» **DIRECTIVE**:
Give back the whole listing exactly as shown.

── WORKING DATA ──

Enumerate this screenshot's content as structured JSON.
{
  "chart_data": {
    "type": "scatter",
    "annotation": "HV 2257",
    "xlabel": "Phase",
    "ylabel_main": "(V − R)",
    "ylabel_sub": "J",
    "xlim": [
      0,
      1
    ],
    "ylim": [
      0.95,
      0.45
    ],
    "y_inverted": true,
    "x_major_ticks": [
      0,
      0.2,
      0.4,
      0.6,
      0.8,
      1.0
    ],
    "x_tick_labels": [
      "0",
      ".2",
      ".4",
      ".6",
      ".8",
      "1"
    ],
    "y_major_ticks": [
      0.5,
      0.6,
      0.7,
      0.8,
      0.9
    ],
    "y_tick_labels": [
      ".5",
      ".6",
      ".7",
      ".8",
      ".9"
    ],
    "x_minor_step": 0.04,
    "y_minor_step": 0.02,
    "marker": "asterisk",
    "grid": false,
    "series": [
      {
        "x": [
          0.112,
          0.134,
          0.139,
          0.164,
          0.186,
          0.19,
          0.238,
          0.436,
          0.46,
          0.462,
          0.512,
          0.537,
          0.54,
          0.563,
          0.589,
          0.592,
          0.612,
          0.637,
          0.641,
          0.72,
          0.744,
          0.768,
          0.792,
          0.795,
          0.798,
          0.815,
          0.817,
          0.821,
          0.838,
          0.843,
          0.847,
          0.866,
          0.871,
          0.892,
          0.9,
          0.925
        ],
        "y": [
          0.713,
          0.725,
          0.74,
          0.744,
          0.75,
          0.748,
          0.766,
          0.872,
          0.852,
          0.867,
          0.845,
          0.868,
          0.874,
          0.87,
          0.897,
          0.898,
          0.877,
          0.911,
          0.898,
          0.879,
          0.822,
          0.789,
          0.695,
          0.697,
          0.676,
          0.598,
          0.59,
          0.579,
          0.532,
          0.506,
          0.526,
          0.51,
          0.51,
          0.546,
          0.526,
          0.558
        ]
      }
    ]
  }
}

───

» **TASK SOLUTION**:
Enumerate this screenshot's content as structured JSON.
{
  "chart_data": {
    "type": "scatter",
    "annotation": "HV 2257",
    "xlabel": "Phase",
    "ylabel_main": "(V − R)",
    "ylabel_sub": "J",
    "xlim": [
      0,
      1
    ],
    "ylim": [
      0.95,
      0.45
    ],
    "y_inverted": true,
    "x_major_ticks": [
      0,
      0.2,
      0.4,
      0.6,
      0.8,
      1.0
    ],
    "x_tick_labels": [
      "0",
      ".2",
      ".4",
      ".6",
      ".8",
      "1"
    ],
    "y_major_ticks": [
      0.5,
      0.6,
      0.7,
      0.8,
      0.9
    ],
    "y_tick_labels": [
      ".5",
      ".6",
      ".7",
      ".8",
      ".9"
    ],
    "x_minor_step": 0.04,
    "y_minor_step": 0.02,
    "marker": "asterisk",
    "grid": false,
    "series": [
      {
        "x": [
          0.112,
          0.134,
          0.139,
          0.164,
          0.186,
          0.19,
          0.238,
          0.436,
          0.46,
          0.462,
          0.512,
          0.537,
          0.54,
          0.563,
          0.589,
          0.592,
          0.612,
          0.637,
          0.641,
          0.72,
          0.744,
          0.768,
          0.792,
          0.795,
          0.798,
          0.815,
          0.817,
          0.821,
          0.838,
          0.843,
          0.847,
          0.866,
          0.871,
          0.892,
          0.9,
          0.925
        ],
        "y": [
          0.713,
          0.725,
          0.74,
          0.744,
          0.75,
          0.748,
          0.766,
          0.872,
          0.852,
          0.867,
          0.845,
          0.868,
          0.874,
          0.87,
          0.897,
          0.898,
          0.877,
          0.911,
          0.898,
          0.879,
          0.822,
          0.789,
          0.695,
          0.697,
          0.676,
          0.598,
          0.59,
          0.579,
          0.532,
          0.506,
          0.526,
          0.51,
          0.51,
          0.546,
          0.526,
          0.558
        ]
      }
    ]
  }
}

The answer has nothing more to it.